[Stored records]

--- begin ---

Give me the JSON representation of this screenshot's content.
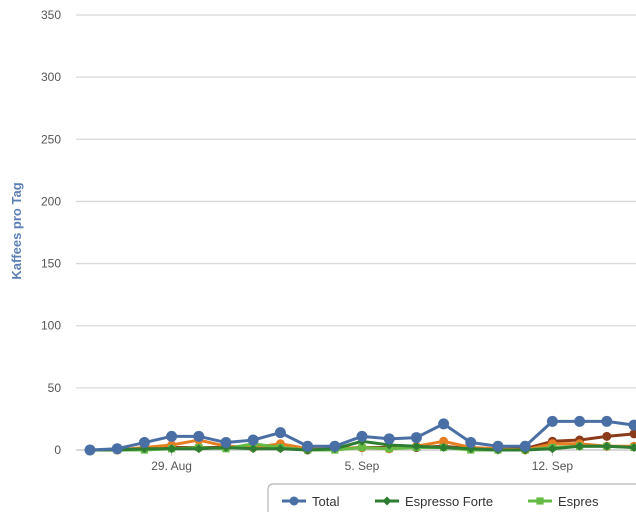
{
  "chart_data": {
    "type": "line",
    "ylabel": "Kaffees pro Tag",
    "ylim": [
      0,
      350
    ],
    "yticks": [
      0,
      50,
      100,
      150,
      200,
      250,
      300,
      350
    ],
    "x": [
      "2022-08-26",
      "2022-08-27",
      "2022-08-28",
      "2022-08-29",
      "2022-08-30",
      "2022-08-31",
      "2022-09-01",
      "2022-09-02",
      "2022-09-03",
      "2022-09-04",
      "2022-09-05",
      "2022-09-06",
      "2022-09-07",
      "2022-09-08",
      "2022-09-09",
      "2022-09-10",
      "2022-09-11",
      "2022-09-12",
      "2022-09-13",
      "2022-09-14",
      "2022-09-15"
    ],
    "xtick_labels": [
      {
        "date": "2022-08-29",
        "label": "29. Aug"
      },
      {
        "date": "2022-09-05",
        "label": "5. Sep"
      },
      {
        "date": "2022-09-12",
        "label": "12. Sep"
      }
    ],
    "grid": true,
    "legend_placement": "bottom",
    "series": [
      {
        "name": "Total",
        "color": "#4a6fa5",
        "marker": "circle",
        "values": [
          0,
          1,
          6,
          11,
          11,
          6,
          8,
          14,
          3,
          3,
          11,
          9,
          10,
          21,
          6,
          3,
          3,
          23,
          23,
          23,
          20
        ]
      },
      {
        "name": "Espresso Forte",
        "color": "#2e7d32",
        "marker": "diamond",
        "values": [
          0,
          0,
          1,
          1,
          1,
          2,
          1,
          1,
          0,
          1,
          7,
          4,
          3,
          2,
          1,
          0,
          0,
          1,
          3,
          3,
          2
        ]
      },
      {
        "name": "Espres",
        "color": "#66bb44",
        "marker": "square",
        "values": [
          0,
          0,
          0,
          1,
          2,
          1,
          5,
          2,
          0,
          0,
          2,
          1,
          2,
          2,
          0,
          0,
          0,
          2,
          3,
          3,
          2
        ]
      },
      {
        "name": "",
        "color": "#e67e22",
        "marker": "circle",
        "values": [
          0,
          0,
          2,
          4,
          8,
          3,
          2,
          5,
          1,
          1,
          2,
          1,
          3,
          7,
          2,
          1,
          0,
          5,
          5,
          3,
          3
        ]
      },
      {
        "name": "",
        "color": "#8b3a1a",
        "marker": "circle",
        "values": [
          0,
          0,
          1,
          2,
          2,
          2,
          2,
          2,
          0,
          1,
          2,
          2,
          2,
          3,
          1,
          1,
          1,
          7,
          8,
          11,
          13
        ]
      }
    ]
  }
}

--- end ---

| Problem to solve |
Copy down every line of the entries containing the word "name".

| Output of the exercise |
        "name": "Total",
        "name": "Espresso Forte",
        "name": "Espres",
        "name": "",
        "name": "",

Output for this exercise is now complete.